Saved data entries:
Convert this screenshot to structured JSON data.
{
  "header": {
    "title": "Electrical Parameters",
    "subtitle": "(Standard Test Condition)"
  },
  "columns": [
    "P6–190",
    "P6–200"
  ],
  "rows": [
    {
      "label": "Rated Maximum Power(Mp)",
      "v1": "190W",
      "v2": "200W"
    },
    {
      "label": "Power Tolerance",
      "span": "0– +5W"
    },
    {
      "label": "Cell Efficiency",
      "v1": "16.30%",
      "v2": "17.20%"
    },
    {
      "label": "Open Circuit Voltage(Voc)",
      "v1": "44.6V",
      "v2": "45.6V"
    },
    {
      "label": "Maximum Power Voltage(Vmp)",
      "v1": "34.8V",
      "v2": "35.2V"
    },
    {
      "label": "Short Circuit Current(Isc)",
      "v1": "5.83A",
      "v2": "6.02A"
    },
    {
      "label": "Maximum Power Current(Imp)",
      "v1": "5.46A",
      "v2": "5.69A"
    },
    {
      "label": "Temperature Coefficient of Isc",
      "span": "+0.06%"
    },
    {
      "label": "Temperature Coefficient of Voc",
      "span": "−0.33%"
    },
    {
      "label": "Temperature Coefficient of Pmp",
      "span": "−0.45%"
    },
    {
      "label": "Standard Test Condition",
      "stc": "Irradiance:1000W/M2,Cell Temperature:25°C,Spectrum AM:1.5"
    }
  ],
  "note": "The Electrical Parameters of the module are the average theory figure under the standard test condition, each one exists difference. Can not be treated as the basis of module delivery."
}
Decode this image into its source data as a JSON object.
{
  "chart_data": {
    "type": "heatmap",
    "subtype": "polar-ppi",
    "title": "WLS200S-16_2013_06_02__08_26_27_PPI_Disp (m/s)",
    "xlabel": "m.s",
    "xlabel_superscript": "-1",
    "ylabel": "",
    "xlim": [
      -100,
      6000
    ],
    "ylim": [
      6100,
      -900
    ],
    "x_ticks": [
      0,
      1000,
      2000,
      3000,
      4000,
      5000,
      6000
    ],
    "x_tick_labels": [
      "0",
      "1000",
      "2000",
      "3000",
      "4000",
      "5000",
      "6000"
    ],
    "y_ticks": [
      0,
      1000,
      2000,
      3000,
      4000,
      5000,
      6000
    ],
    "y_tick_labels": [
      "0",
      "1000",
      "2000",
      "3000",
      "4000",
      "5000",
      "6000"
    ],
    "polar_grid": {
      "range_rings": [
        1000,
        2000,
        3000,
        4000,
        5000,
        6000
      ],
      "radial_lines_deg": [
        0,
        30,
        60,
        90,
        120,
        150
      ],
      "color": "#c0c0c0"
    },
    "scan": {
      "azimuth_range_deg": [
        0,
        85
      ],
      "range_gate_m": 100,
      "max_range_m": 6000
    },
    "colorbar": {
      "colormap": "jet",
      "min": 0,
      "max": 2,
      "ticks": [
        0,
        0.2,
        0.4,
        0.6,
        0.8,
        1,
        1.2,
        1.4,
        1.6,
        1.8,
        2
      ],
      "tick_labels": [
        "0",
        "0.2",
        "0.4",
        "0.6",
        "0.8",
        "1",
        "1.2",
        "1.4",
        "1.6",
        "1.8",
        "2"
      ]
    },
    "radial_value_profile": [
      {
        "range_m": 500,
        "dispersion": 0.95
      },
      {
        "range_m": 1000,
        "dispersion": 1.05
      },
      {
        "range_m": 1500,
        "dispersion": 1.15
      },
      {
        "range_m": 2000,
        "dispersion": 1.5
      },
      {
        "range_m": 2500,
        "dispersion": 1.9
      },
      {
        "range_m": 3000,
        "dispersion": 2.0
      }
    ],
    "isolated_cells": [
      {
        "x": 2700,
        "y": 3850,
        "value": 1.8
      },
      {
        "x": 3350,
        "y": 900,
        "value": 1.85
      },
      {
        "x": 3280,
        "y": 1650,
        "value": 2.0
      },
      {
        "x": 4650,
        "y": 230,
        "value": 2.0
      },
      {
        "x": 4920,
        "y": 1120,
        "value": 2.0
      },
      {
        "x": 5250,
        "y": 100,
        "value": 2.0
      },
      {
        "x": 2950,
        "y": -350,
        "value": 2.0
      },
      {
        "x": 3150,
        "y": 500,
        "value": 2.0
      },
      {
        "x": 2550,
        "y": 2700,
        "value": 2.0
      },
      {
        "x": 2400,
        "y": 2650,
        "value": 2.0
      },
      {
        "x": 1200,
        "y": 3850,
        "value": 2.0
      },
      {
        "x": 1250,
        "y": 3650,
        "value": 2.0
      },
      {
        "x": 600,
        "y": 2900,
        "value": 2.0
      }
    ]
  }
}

__WHAT THE TASK ASKS__.
Work out how many lines above have the string "Coefficient" in them, and give only the number.

__SOLUTION TO THE PROBLEM__.
3